To be done: Copy out each line of the data that holds the word "municipio".

Material for this exercise:
- - - -
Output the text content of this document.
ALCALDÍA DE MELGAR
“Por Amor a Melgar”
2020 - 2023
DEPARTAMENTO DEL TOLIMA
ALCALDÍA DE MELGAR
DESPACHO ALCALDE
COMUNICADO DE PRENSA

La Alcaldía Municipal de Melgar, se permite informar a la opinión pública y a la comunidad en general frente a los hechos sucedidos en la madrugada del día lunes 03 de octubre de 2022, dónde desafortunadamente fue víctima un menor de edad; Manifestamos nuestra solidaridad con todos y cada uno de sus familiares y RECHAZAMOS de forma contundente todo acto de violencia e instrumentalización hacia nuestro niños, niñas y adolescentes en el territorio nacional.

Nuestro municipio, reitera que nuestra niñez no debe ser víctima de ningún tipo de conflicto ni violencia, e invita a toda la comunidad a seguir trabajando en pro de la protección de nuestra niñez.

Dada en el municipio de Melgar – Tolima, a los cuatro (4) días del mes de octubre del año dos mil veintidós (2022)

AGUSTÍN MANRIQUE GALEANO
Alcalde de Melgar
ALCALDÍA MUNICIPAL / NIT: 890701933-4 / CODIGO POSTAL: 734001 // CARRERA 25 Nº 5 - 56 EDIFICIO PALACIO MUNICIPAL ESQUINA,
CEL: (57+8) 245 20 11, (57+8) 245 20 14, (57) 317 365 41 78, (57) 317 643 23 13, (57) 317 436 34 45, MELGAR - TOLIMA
- - - -
Reply:
Nuestro municipio, reitera que nuestra niñez no debe ser víctima de ningún tipo de conflicto ni violencia, e invita a toda la comunidad a seguir trabajando en pro de la protección de nuestra niñez.
Dada en el municipio de Melgar – Tolima, a los cuatro (4) días del mes de octubre del año dos mil veintidós (2022)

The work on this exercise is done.